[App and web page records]
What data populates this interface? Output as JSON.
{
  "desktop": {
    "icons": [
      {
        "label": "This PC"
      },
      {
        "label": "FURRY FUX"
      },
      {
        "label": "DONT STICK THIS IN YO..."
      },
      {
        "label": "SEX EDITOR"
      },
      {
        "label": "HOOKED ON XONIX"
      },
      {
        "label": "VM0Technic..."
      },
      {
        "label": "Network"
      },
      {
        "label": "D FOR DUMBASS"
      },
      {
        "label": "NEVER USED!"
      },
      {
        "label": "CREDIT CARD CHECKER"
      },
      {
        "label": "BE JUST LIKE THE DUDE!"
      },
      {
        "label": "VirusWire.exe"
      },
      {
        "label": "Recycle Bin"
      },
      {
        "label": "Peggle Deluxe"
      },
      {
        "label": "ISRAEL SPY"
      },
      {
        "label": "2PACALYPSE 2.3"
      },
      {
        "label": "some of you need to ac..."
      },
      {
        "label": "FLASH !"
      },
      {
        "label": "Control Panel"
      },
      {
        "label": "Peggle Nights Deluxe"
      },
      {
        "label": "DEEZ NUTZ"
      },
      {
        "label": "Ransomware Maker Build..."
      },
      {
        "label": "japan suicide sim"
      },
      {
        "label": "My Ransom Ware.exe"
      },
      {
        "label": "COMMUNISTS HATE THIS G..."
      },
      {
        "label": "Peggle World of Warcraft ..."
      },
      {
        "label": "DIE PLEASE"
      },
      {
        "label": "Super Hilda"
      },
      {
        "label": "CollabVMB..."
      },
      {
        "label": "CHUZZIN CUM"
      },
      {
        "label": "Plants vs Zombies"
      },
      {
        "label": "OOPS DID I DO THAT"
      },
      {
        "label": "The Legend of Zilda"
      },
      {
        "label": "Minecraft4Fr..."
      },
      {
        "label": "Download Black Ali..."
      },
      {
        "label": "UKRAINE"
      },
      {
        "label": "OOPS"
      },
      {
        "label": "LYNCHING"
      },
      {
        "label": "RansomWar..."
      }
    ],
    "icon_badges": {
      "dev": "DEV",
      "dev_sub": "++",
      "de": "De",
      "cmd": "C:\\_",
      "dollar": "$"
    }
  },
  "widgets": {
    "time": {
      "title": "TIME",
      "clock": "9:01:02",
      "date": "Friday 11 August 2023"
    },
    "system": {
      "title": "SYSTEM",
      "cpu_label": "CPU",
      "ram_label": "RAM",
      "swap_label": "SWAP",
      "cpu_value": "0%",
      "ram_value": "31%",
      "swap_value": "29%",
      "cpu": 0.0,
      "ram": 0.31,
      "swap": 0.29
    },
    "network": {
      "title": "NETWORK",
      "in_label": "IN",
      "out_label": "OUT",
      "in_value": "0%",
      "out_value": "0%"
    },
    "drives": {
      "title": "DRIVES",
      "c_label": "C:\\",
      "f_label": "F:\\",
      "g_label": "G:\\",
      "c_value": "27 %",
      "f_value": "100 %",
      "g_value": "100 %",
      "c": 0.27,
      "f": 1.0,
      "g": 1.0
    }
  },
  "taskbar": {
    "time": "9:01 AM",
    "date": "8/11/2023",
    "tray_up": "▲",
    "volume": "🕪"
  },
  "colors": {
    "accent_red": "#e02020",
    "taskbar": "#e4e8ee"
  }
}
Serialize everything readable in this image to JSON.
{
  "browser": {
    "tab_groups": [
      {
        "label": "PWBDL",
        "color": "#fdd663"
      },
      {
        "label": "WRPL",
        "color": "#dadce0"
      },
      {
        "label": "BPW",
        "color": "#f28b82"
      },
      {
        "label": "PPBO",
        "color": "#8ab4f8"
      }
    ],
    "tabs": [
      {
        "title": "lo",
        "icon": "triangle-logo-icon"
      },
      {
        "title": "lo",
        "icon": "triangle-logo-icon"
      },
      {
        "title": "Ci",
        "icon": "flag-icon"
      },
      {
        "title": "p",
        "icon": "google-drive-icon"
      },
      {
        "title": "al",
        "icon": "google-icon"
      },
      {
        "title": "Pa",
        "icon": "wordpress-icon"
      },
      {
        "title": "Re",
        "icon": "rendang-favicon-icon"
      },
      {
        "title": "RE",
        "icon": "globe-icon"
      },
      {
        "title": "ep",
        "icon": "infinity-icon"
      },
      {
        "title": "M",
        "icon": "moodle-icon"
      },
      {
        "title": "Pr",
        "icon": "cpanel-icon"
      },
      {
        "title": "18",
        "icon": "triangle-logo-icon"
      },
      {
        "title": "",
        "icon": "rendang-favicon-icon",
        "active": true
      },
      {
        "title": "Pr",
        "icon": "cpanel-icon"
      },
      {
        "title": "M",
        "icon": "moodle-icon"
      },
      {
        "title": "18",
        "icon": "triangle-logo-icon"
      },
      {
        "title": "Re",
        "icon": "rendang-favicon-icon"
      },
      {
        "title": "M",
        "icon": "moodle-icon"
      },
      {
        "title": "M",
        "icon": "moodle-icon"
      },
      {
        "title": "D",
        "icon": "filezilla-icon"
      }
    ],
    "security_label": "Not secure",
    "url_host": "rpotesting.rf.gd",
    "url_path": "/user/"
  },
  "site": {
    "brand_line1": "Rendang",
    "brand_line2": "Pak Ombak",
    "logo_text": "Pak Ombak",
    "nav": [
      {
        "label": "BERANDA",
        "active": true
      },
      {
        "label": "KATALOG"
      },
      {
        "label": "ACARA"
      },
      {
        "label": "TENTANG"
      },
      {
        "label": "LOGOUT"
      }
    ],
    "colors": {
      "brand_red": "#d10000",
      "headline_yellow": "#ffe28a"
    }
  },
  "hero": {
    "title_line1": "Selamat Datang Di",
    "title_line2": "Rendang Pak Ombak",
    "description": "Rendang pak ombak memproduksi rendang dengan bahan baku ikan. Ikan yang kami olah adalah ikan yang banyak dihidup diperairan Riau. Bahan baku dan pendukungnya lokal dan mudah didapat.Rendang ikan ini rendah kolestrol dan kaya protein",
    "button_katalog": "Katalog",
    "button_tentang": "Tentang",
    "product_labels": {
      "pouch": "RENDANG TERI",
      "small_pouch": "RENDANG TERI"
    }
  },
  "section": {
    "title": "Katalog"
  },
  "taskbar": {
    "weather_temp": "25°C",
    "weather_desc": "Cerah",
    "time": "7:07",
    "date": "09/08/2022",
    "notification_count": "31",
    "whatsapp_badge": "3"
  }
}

• _ACTIVITY_
Copy every line above without changes.

• _RESULT OF THIS TASK_
What data populates this interface? Output as JSON.
{
  "desktop": {
    "icons": [
      {
        "label": "This PC"
      },
      {
        "label": "FURRY FUX"
      },
      {
        "label": "DONT STICK THIS IN YO..."
      },
      {
        "label": "SEX EDITOR"
      },
      {
        "label": "HOOKED ON XONIX"
      },
      {
        "label": "VM0Technic..."
      },
      {
        "label": "Network"
      },
      {
        "label": "D FOR DUMBASS"
      },
      {
        "label": "NEVER USED!"
      },
      {
        "label": "CREDIT CARD CHECKER"
      },
      {
        "label": "BE JUST LIKE THE DUDE!"
      },
      {
        "label": "VirusWire.exe"
      },
      {
        "label": "Recycle Bin"
      },
      {
        "label": "Peggle Deluxe"
      },
      {
        "label": "ISRAEL SPY"
      },
      {
        "label": "2PACALYPSE 2.3"
      },
      {
        "label": "some of you need to ac..."
      },
      {
        "label": "FLASH !"
      },
      {
        "label": "Control Panel"
      },
      {
        "label": "Peggle Nights Deluxe"
      },
      {
        "label": "DEEZ NUTZ"
      },
      {
        "label": "Ransomware Maker Build..."
      },
      {
        "label": "japan suicide sim"
      },
      {
        "label": "My Ransom Ware.exe"
      },
      {
        "label": "COMMUNISTS HATE THIS G..."
      },
      {
        "label": "Peggle World of Warcraft ..."
      },
      {
        "label": "DIE PLEASE"
      },
      {
        "label": "Super Hilda"
      },
      {
        "label": "CollabVMB..."
      },
      {
        "label": "CHUZZIN CUM"
      },
      {
        "label": "Plants vs Zombies"
      },
      {
        "label": "OOPS DID I DO THAT"
      },
      {
        "label": "The Legend of Zilda"
      },
      {
        "label": "Minecraft4Fr..."
      },
      {
        "label": "Download Black Ali..."
      },
      {
        "label": "UKRAINE"
      },
      {
        "label": "OOPS"
      },
      {
        "label": "LYNCHING"
      },
      {
        "label": "RansomWar..."
      }
    ],
    "icon_badges": {
      "dev": "DEV",
      "dev_sub": "++",
      "de": "De",
      "cmd": "C:\\_",
      "dollar": "$"
    }
  },
  "widgets": {
    "time": {
      "title": "TIME",
      "clock": "9:01:02",
      "date": "Friday 11 August 2023"
    },
    "system": {
      "title": "SYSTEM",
      "cpu_label": "CPU",
      "ram_label": "RAM",
      "swap_label": "SWAP",
      "cpu_value": "0%",
      "ram_value": "31%",
      "swap_value": "29%",
      "cpu": 0.0,
      "ram": 0.31,
      "swap": 0.29
    },
    "network": {
      "title": "NETWORK",
      "in_label": "IN",
      "out_label": "OUT",
      "in_value": "0%",
      "out_value": "0%"
    },
    "drives": {
      "title": "DRIVES",
      "c_label": "C:\\",
      "f_label": "F:\\",
      "g_label": "G:\\",
      "c_value": "27 %",
      "f_value": "100 %",
      "g_value": "100 %",
      "c": 0.27,
      "f": 1.0,
      "g": 1.0
    }
  },
  "taskbar": {
    "time": "9:01 AM",
    "date": "8/11/2023",
    "tray_up": "▲",
    "volume": "🕪"
  },
  "colors": {
    "accent_red": "#e02020",
    "taskbar": "#e4e8ee"
  }
}
Serialize everything readable in this image to JSON.
{
  "browser": {
    "tab_groups": [
      {
        "label": "PWBDL",
        "color": "#fdd663"
      },
      {
        "label": "WRPL",
        "color": "#dadce0"
      },
      {
        "label": "BPW",
        "color": "#f28b82"
      },
      {
        "label": "PPBO",
        "color": "#8ab4f8"
      }
    ],
    "tabs": [
      {
        "title": "lo",
        "icon": "triangle-logo-icon"
      },
      {
        "title": "lo",
        "icon": "triangle-logo-icon"
      },
      {
        "title": "Ci",
        "icon": "flag-icon"
      },
      {
        "title": "p",
        "icon": "google-drive-icon"
      },
      {
        "title": "al",
        "icon": "google-icon"
      },
      {
        "title": "Pa",
        "icon": "wordpress-icon"
      },
      {
        "title": "Re",
        "icon": "rendang-favicon-icon"
      },
      {
        "title": "RE",
        "icon": "globe-icon"
      },
      {
        "title": "ep",
        "icon": "infinity-icon"
      },
      {
        "title": "M",
        "icon": "moodle-icon"
      },
      {
        "title": "Pr",
        "icon": "cpanel-icon"
      },
      {
        "title": "18",
        "icon": "triangle-logo-icon"
      },
      {
        "title": "",
        "icon": "rendang-favicon-icon",
        "active": true
      },
      {
        "title": "Pr",
        "icon": "cpanel-icon"
      },
      {
        "title": "M",
        "icon": "moodle-icon"
      },
      {
        "title": "18",
        "icon": "triangle-logo-icon"
      },
      {
        "title": "Re",
        "icon": "rendang-favicon-icon"
      },
      {
        "title": "M",
        "icon": "moodle-icon"
      },
      {
        "title": "M",
        "icon": "moodle-icon"
      },
      {
        "title": "D",
        "icon": "filezilla-icon"
      }
    ],
    "security_label": "Not secure",
    "url_host": "rpotesting.rf.gd",
    "url_path": "/user/"
  },
  "site": {
    "brand_line1": "Rendang",
    "brand_line2": "Pak Ombak",
    "logo_text": "Pak Ombak",
    "nav": [
      {
        "label": "BERANDA",
        "active": true
      },
      {
        "label": "KATALOG"
      },
      {
        "label": "ACARA"
      },
      {
        "label": "TENTANG"
      },
      {
        "label": "LOGOUT"
      }
    ],
    "colors": {
      "brand_red": "#d10000",
      "headline_yellow": "#ffe28a"
    }
  },
  "hero": {
    "title_line1": "Selamat Datang Di",
    "title_line2": "Rendang Pak Ombak",
    "description": "Rendang pak ombak memproduksi rendang dengan bahan baku ikan. Ikan yang kami olah adalah ikan yang banyak dihidup diperairan Riau. Bahan baku dan pendukungnya lokal dan mudah didapat.Rendang ikan ini rendah kolestrol dan kaya protein",
    "button_katalog": "Katalog",
    "button_tentang": "Tentang",
    "product_labels": {
      "pouch": "RENDANG TERI",
      "small_pouch": "RENDANG TERI"
    }
  },
  "section": {
    "title": "Katalog"
  },
  "taskbar": {
    "weather_temp": "25°C",
    "weather_desc": "Cerah",
    "time": "7:07",
    "date": "09/08/2022",
    "notification_count": "31",
    "whatsapp_badge": "3"
  }
}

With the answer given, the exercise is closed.